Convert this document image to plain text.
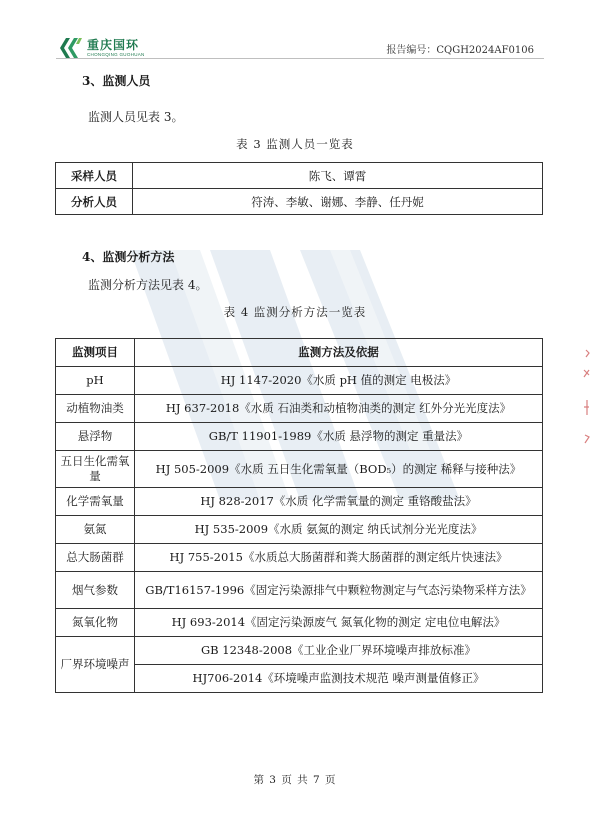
重庆国环
CHONGQING GUOHUAN	报告编号：CQGH2024AF0106
3、监测人员
监测人员见表 3。
表 3 监测人员一览表
采样人员	陈飞、谭霄
分析人员	符涛、李敏、谢娜、李静、任丹妮
4、监测分析方法
监测分析方法见表 4。
表 4 监测分析方法一览表
监测项目	监测方法及依据
pH	HJ 1147-2020《水质 pH 值的测定 电极法》
动植物油类	HJ 637-2018《水质 石油类和动植物油类的测定 红外分光光度法》
悬浮物	GB/T 11901-1989《水质 悬浮物的测定 重量法》
五日生化需氧量	HJ 505-2009《水质 五日生化需氧量（BOD₅）的测定 稀释与接种法》
化学需氧量	HJ 828-2017《水质 化学需氧量的测定 重铬酸盐法》
氨氮	HJ 535-2009《水质 氨氮的测定 纳氏试剂分光光度法》
总大肠菌群	HJ 755-2015《水质总大肠菌群和粪大肠菌群的测定纸片快速法》
烟气参数	GB/T16157-1996《固定污染源排气中颗粒物测定与气态污染物采样方法》
氮氧化物	HJ 693-2014《固定污染源废气 氮氧化物的测定 定电位电解法》
厂界环境噪声	GB 12348-2008《工业企业厂界环境噪声排放标准》
	HJ706-2014《环境噪声监测技术规范 噪声测量值修正》
第 3 页 共 7 页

■ What is required ■
Copy out the entries verbatim and leave the images out.

■ Result of this task ■
Convert this document image to plain text.
重庆国环
CHONGQING GUOHUAN	报告编号：CQGH2024AF0106
3、监测人员
监测人员见表 3。
表 3 监测人员一览表
采样人员	陈飞、谭霄
分析人员	符涛、李敏、谢娜、李静、任丹妮
4、监测分析方法
监测分析方法见表 4。
表 4 监测分析方法一览表
监测项目	监测方法及依据
pH	HJ 1147-2020《水质 pH 值的测定 电极法》
动植物油类	HJ 637-2018《水质 石油类和动植物油类的测定 红外分光光度法》
悬浮物	GB/T 11901-1989《水质 悬浮物的测定 重量法》
五日生化需氧量	HJ 505-2009《水质 五日生化需氧量（BOD₅）的测定 稀释与接种法》
化学需氧量	HJ 828-2017《水质 化学需氧量的测定 重铬酸盐法》
氨氮	HJ 535-2009《水质 氨氮的测定 纳氏试剂分光光度法》
总大肠菌群	HJ 755-2015《水质总大肠菌群和粪大肠菌群的测定纸片快速法》
烟气参数	GB/T16157-1996《固定污染源排气中颗粒物测定与气态污染物采样方法》
氮氧化物	HJ 693-2014《固定污染源废气 氮氧化物的测定 定电位电解法》
厂界环境噪声	GB 12348-2008《工业企业厂界环境噪声排放标准》
	HJ706-2014《环境噪声监测技术规范 噪声测量值修正》
第 3 页 共 7 页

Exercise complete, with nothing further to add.